Copy each line of the listing below exactly.

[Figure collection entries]
━━━━━━━━━━━━━━━━━━━━

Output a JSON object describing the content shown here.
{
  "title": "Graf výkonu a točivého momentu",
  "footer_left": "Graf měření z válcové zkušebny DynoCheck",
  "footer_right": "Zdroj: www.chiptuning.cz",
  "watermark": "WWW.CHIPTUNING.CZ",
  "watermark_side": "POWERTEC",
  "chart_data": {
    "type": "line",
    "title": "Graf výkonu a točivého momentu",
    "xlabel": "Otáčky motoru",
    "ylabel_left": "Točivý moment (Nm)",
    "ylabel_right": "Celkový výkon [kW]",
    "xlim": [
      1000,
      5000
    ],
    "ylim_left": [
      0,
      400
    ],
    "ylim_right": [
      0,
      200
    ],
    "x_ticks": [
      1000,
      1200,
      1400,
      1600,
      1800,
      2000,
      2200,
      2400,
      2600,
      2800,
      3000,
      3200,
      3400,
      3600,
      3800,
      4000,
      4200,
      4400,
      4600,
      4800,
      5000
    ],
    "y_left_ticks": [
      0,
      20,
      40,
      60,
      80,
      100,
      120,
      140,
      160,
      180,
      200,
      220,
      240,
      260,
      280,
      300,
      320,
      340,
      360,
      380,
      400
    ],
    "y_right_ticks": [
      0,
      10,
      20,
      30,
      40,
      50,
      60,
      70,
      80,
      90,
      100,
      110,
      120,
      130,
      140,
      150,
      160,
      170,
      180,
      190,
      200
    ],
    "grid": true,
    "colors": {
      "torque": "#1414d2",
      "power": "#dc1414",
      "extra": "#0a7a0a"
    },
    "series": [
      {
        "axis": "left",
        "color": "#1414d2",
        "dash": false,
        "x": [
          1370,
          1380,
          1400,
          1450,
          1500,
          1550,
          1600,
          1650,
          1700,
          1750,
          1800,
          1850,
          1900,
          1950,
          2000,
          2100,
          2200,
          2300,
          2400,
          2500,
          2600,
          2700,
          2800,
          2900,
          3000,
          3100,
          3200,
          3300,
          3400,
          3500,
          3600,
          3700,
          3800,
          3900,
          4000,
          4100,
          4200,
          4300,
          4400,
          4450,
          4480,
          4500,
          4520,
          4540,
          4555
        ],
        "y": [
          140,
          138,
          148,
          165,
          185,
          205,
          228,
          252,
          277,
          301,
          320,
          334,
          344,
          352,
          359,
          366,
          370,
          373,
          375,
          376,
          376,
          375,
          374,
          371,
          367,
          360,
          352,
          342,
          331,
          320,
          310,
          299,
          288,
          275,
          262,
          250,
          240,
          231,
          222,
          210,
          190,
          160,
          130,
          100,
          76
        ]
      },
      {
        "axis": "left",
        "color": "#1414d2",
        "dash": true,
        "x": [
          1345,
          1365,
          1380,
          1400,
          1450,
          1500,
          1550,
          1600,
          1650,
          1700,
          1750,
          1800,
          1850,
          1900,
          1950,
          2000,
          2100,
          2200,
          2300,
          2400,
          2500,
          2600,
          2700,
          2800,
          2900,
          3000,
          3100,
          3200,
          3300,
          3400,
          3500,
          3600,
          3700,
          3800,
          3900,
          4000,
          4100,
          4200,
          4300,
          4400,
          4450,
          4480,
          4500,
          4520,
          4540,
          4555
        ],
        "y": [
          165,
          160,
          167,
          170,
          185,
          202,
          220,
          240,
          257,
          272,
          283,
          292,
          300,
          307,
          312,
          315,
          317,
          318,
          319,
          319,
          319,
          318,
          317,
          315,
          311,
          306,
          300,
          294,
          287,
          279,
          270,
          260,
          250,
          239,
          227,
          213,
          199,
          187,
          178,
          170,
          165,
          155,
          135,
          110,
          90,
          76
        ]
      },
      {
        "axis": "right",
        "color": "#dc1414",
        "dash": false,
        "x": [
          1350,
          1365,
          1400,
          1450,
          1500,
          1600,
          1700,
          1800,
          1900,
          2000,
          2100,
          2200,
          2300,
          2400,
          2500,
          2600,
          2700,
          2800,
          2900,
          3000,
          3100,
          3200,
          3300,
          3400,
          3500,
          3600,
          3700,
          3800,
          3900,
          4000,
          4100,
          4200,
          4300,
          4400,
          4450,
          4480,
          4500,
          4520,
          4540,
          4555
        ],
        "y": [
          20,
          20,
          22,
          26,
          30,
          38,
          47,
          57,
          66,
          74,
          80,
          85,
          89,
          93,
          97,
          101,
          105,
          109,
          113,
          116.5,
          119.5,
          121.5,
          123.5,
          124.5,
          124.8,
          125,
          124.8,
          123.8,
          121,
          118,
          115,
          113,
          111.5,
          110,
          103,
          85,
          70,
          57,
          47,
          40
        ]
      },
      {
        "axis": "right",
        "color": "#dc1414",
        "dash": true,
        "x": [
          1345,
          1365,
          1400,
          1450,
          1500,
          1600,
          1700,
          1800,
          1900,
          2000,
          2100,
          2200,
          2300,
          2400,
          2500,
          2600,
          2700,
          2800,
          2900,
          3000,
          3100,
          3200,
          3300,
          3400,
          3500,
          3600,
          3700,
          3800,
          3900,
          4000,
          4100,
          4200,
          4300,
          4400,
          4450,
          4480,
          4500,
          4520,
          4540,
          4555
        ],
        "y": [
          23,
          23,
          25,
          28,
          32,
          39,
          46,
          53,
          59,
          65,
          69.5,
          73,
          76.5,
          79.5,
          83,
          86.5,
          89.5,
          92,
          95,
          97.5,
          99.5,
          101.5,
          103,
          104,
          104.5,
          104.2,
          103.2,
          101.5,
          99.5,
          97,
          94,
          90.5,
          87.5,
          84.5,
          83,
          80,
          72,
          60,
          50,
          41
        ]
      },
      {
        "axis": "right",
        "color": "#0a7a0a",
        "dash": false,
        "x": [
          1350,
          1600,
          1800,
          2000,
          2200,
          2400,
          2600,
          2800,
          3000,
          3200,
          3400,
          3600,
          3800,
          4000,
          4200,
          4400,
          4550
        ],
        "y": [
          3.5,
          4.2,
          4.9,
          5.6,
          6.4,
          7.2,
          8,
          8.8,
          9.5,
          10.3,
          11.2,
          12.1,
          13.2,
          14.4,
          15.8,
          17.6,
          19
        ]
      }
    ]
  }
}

━━━━━━━━━━━━━━━━━━━━

**WRITTEN RESPONSE:**
Output a JSON object describing the content shown here.
{
  "title": "Graf výkonu a točivého momentu",
  "footer_left": "Graf měření z válcové zkušebny DynoCheck",
  "footer_right": "Zdroj: www.chiptuning.cz",
  "watermark": "WWW.CHIPTUNING.CZ",
  "watermark_side": "POWERTEC",
  "chart_data": {
    "type": "line",
    "title": "Graf výkonu a točivého momentu",
    "xlabel": "Otáčky motoru",
    "ylabel_left": "Točivý moment (Nm)",
    "ylabel_right": "Celkový výkon [kW]",
    "xlim": [
      1000,
      5000
    ],
    "ylim_left": [
      0,
      400
    ],
    "ylim_right": [
      0,
      200
    ],
    "x_ticks": [
      1000,
      1200,
      1400,
      1600,
      1800,
      2000,
      2200,
      2400,
      2600,
      2800,
      3000,
      3200,
      3400,
      3600,
      3800,
      4000,
      4200,
      4400,
      4600,
      4800,
      5000
    ],
    "y_left_ticks": [
      0,
      20,
      40,
      60,
      80,
      100,
      120,
      140,
      160,
      180,
      200,
      220,
      240,
      260,
      280,
      300,
      320,
      340,
      360,
      380,
      400
    ],
    "y_right_ticks": [
      0,
      10,
      20,
      30,
      40,
      50,
      60,
      70,
      80,
      90,
      100,
      110,
      120,
      130,
      140,
      150,
      160,
      170,
      180,
      190,
      200
    ],
    "grid": true,
    "colors": {
      "torque": "#1414d2",
      "power": "#dc1414",
      "extra": "#0a7a0a"
    },
    "series": [
      {
        "axis": "left",
        "color": "#1414d2",
        "dash": false,
        "x": [
          1370,
          1380,
          1400,
          1450,
          1500,
          1550,
          1600,
          1650,
          1700,
          1750,
          1800,
          1850,
          1900,
          1950,
          2000,
          2100,
          2200,
          2300,
          2400,
          2500,
          2600,
          2700,
          2800,
          2900,
          3000,
          3100,
          3200,
          3300,
          3400,
          3500,
          3600,
          3700,
          3800,
          3900,
          4000,
          4100,
          4200,
          4300,
          4400,
          4450,
          4480,
          4500,
          4520,
          4540,
          4555
        ],
        "y": [
          140,
          138,
          148,
          165,
          185,
          205,
          228,
          252,
          277,
          301,
          320,
          334,
          344,
          352,
          359,
          366,
          370,
          373,
          375,
          376,
          376,
          375,
          374,
          371,
          367,
          360,
          352,
          342,
          331,
          320,
          310,
          299,
          288,
          275,
          262,
          250,
          240,
          231,
          222,
          210,
          190,
          160,
          130,
          100,
          76
        ]
      },
      {
        "axis": "left",
        "color": "#1414d2",
        "dash": true,
        "x": [
          1345,
          1365,
          1380,
          1400,
          1450,
          1500,
          1550,
          1600,
          1650,
          1700,
          1750,
          1800,
          1850,
          1900,
          1950,
          2000,
          2100,
          2200,
          2300,
          2400,
          2500,
          2600,
          2700,
          2800,
          2900,
          3000,
          3100,
          3200,
          3300,
          3400,
          3500,
          3600,
          3700,
          3800,
          3900,
          4000,
          4100,
          4200,
          4300,
          4400,
          4450,
          4480,
          4500,
          4520,
          4540,
          4555
        ],
        "y": [
          165,
          160,
          167,
          170,
          185,
          202,
          220,
          240,
          257,
          272,
          283,
          292,
          300,
          307,
          312,
          315,
          317,
          318,
          319,
          319,
          319,
          318,
          317,
          315,
          311,
          306,
          300,
          294,
          287,
          279,
          270,
          260,
          250,
          239,
          227,
          213,
          199,
          187,
          178,
          170,
          165,
          155,
          135,
          110,
          90,
          76
        ]
      },
      {
        "axis": "right",
        "color": "#dc1414",
        "dash": false,
        "x": [
          1350,
          1365,
          1400,
          1450,
          1500,
          1600,
          1700,
          1800,
          1900,
          2000,
          2100,
          2200,
          2300,
          2400,
          2500,
          2600,
          2700,
          2800,
          2900,
          3000,
          3100,
          3200,
          3300,
          3400,
          3500,
          3600,
          3700,
          3800,
          3900,
          4000,
          4100,
          4200,
          4300,
          4400,
          4450,
          4480,
          4500,
          4520,
          4540,
          4555
        ],
        "y": [
          20,
          20,
          22,
          26,
          30,
          38,
          47,
          57,
          66,
          74,
          80,
          85,
          89,
          93,
          97,
          101,
          105,
          109,
          113,
          116.5,
          119.5,
          121.5,
          123.5,
          124.5,
          124.8,
          125,
          124.8,
          123.8,
          121,
          118,
          115,
          113,
          111.5,
          110,
          103,
          85,
          70,
          57,
          47,
          40
        ]
      },
      {
        "axis": "right",
        "color": "#dc1414",
        "dash": true,
        "x": [
          1345,
          1365,
          1400,
          1450,
          1500,
          1600,
          1700,
          1800,
          1900,
          2000,
          2100,
          2200,
          2300,
          2400,
          2500,
          2600,
          2700,
          2800,
          2900,
          3000,
          3100,
          3200,
          3300,
          3400,
          3500,
          3600,
          3700,
          3800,
          3900,
          4000,
          4100,
          4200,
          4300,
          4400,
          4450,
          4480,
          4500,
          4520,
          4540,
          4555
        ],
        "y": [
          23,
          23,
          25,
          28,
          32,
          39,
          46,
          53,
          59,
          65,
          69.5,
          73,
          76.5,
          79.5,
          83,
          86.5,
          89.5,
          92,
          95,
          97.5,
          99.5,
          101.5,
          103,
          104,
          104.5,
          104.2,
          103.2,
          101.5,
          99.5,
          97,
          94,
          90.5,
          87.5,
          84.5,
          83,
          80,
          72,
          60,
          50,
          41
        ]
      },
      {
        "axis": "right",
        "color": "#0a7a0a",
        "dash": false,
        "x": [
          1350,
          1600,
          1800,
          2000,
          2200,
          2400,
          2600,
          2800,
          3000,
          3200,
          3400,
          3600,
          3800,
          4000,
          4200,
          4400,
          4550
        ],
        "y": [
          3.5,
          4.2,
          4.9,
          5.6,
          6.4,
          7.2,
          8,
          8.8,
          9.5,
          10.3,
          11.2,
          12.1,
          13.2,
          14.4,
          15.8,
          17.6,
          19
        ]
      }
    ]
  }
}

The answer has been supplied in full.